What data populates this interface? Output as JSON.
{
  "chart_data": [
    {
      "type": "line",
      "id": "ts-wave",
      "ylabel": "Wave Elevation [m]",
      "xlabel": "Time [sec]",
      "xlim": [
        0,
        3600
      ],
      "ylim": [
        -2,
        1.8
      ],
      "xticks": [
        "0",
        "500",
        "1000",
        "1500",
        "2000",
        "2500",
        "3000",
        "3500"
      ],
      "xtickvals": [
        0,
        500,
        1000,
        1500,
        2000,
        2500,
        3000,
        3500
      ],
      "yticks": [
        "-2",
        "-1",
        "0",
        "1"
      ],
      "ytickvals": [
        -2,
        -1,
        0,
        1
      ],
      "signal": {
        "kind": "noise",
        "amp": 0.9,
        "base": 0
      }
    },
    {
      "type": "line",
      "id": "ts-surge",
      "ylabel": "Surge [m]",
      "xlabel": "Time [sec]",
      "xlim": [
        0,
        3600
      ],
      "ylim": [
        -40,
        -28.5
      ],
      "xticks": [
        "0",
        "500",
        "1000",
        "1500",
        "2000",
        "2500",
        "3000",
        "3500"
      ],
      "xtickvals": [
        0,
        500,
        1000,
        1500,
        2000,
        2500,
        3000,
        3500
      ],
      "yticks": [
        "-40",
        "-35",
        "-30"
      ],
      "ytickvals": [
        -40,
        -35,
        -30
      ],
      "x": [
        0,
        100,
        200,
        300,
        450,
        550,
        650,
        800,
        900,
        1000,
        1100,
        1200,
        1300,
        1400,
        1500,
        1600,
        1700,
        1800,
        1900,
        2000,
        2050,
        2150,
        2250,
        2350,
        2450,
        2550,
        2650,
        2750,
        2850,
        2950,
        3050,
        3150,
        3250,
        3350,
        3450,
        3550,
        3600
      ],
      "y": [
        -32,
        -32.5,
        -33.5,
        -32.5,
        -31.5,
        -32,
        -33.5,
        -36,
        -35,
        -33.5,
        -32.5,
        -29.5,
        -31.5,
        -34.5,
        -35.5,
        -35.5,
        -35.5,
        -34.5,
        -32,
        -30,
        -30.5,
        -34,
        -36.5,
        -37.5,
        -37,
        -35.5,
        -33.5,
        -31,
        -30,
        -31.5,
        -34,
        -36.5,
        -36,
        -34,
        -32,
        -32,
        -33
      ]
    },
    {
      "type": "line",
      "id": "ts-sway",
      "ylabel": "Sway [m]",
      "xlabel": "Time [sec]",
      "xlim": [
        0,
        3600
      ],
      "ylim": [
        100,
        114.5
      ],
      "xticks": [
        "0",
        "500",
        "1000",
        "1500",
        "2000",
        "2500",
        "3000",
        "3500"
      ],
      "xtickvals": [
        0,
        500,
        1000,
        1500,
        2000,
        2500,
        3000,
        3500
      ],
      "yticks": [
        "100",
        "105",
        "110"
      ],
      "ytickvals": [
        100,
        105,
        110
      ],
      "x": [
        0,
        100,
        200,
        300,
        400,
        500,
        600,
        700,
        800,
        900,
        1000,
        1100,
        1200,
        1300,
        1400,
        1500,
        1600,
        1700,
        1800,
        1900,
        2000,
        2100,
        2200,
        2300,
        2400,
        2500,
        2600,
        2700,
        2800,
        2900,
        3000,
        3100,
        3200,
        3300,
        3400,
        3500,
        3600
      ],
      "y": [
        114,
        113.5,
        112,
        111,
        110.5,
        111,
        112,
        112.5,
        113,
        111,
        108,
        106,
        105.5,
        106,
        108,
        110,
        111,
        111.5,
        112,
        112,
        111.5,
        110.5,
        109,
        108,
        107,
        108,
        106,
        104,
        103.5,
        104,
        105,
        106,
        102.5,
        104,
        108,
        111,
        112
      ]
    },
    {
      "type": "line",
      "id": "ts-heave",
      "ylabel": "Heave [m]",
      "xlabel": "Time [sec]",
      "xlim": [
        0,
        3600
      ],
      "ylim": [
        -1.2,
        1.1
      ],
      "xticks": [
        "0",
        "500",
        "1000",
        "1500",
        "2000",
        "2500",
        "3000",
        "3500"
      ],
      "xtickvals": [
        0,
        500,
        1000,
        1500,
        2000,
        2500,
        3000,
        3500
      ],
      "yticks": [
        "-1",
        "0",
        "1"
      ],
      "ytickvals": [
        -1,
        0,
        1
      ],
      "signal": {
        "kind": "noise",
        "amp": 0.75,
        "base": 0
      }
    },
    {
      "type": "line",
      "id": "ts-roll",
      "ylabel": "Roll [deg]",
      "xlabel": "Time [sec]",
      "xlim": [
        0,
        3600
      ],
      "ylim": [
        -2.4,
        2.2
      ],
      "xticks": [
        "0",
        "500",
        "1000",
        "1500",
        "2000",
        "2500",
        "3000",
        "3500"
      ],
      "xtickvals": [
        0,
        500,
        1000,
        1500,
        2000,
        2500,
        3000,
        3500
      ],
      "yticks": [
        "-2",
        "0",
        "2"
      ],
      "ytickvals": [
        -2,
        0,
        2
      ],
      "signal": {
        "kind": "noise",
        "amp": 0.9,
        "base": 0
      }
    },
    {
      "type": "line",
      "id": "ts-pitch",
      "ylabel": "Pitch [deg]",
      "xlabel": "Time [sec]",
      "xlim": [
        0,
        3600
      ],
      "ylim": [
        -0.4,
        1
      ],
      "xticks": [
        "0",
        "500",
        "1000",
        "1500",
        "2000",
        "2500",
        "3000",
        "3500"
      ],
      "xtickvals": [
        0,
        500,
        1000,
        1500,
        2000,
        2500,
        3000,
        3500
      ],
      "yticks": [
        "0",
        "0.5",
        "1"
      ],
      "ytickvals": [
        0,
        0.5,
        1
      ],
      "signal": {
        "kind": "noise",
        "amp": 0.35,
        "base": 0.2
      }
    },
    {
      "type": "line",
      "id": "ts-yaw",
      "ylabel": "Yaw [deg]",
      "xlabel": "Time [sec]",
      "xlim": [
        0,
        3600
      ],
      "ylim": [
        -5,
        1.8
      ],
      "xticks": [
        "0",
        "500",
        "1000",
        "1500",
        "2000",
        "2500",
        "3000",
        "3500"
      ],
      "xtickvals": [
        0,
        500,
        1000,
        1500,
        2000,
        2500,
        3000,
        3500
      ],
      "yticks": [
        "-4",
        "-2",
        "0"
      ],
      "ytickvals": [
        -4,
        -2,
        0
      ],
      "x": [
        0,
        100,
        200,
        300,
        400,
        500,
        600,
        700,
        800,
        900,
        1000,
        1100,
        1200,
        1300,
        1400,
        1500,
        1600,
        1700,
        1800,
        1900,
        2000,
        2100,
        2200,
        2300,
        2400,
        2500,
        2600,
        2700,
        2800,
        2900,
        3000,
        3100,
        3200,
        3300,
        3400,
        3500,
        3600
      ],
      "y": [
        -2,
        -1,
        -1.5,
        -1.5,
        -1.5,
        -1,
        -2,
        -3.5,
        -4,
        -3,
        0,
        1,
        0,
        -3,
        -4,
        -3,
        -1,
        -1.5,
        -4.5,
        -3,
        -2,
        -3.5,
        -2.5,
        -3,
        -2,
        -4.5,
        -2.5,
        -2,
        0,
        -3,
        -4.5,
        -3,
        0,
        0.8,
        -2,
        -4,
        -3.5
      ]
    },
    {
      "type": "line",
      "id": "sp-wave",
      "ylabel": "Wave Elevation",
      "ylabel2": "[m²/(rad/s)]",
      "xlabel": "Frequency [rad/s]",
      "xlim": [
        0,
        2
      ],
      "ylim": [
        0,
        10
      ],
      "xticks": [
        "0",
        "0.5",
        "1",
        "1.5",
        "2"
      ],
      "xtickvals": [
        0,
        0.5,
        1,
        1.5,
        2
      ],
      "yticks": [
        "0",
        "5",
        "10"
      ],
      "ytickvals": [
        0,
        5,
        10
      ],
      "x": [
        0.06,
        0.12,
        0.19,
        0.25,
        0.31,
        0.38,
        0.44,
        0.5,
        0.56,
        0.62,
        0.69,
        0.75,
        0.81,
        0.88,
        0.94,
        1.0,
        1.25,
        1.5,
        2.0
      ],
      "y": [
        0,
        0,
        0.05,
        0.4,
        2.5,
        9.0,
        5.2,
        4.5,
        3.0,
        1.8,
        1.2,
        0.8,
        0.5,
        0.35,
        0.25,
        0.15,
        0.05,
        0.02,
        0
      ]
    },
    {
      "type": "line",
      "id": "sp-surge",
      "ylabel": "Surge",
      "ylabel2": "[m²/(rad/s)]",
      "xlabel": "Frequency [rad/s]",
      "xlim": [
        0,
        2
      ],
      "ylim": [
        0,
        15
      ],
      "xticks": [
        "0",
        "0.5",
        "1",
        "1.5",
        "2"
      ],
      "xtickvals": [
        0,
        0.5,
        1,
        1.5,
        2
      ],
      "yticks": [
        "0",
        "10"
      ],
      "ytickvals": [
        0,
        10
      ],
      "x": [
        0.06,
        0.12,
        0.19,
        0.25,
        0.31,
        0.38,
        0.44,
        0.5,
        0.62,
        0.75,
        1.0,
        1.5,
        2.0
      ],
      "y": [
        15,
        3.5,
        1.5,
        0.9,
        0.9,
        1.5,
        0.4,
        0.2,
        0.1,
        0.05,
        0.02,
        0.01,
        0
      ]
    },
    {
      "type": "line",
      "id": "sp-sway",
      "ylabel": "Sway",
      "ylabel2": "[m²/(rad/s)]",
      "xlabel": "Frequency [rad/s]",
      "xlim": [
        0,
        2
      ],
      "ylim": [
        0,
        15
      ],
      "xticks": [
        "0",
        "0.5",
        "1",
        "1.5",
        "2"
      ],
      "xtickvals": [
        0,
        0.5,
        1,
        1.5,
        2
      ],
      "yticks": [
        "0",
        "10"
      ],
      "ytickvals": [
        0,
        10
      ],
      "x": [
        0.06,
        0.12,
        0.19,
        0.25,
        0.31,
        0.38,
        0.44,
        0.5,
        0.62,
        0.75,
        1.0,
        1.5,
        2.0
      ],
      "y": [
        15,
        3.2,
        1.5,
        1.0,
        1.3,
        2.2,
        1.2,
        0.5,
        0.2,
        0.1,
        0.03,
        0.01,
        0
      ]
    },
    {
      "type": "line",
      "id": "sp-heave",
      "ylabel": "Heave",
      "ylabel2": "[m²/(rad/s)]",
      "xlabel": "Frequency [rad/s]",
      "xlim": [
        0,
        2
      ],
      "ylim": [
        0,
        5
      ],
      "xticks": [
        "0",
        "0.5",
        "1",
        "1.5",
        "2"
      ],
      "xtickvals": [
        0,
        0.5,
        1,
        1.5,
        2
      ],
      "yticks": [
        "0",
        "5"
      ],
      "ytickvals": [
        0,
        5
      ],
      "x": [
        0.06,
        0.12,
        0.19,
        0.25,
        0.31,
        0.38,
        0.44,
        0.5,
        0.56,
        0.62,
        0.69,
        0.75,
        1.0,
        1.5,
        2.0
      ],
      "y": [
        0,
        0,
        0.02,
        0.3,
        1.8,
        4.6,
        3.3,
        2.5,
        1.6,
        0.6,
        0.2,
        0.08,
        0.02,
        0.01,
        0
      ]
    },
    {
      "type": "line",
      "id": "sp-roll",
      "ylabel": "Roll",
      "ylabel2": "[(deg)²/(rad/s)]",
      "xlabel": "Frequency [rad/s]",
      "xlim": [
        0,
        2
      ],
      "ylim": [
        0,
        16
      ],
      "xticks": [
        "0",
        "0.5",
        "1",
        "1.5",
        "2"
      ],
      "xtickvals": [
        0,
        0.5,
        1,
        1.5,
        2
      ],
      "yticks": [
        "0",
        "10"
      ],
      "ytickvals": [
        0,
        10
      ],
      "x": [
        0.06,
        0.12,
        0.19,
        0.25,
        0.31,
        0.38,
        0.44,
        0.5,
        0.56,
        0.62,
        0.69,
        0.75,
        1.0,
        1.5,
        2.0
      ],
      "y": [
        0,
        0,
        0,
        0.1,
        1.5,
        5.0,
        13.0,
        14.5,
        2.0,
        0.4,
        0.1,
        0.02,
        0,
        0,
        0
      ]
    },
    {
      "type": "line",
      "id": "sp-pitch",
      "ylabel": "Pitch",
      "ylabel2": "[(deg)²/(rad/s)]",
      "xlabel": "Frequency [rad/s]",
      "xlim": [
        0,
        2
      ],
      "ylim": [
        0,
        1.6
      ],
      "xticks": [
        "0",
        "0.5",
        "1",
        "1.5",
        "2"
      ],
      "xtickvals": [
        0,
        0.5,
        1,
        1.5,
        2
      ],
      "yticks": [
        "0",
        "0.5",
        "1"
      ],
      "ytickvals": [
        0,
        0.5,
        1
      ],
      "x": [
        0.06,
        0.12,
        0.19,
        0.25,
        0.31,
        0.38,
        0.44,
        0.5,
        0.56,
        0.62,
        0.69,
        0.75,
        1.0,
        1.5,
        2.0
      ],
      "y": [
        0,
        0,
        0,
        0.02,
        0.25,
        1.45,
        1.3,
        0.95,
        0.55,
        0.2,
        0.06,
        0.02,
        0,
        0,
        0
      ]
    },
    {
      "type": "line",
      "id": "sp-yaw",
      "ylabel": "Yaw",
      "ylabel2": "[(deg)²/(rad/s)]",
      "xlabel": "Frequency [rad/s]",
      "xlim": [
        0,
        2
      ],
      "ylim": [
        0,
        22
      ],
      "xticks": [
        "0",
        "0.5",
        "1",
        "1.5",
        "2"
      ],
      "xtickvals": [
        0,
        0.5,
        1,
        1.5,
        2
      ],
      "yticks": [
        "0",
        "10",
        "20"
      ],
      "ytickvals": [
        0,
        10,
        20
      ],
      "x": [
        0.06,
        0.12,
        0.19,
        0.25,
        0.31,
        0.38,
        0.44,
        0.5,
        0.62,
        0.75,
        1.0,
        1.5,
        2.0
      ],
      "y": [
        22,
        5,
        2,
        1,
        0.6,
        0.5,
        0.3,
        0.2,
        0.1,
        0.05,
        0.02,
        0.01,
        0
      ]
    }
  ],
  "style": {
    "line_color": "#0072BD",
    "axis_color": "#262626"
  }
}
+ + + + + + +
Work to be completed
Find each line holding "Elevation". Copy it out.

Completed exercise
      "ylabel": "Wave Elevation [m]",
      "ylabel": "Wave Elevation",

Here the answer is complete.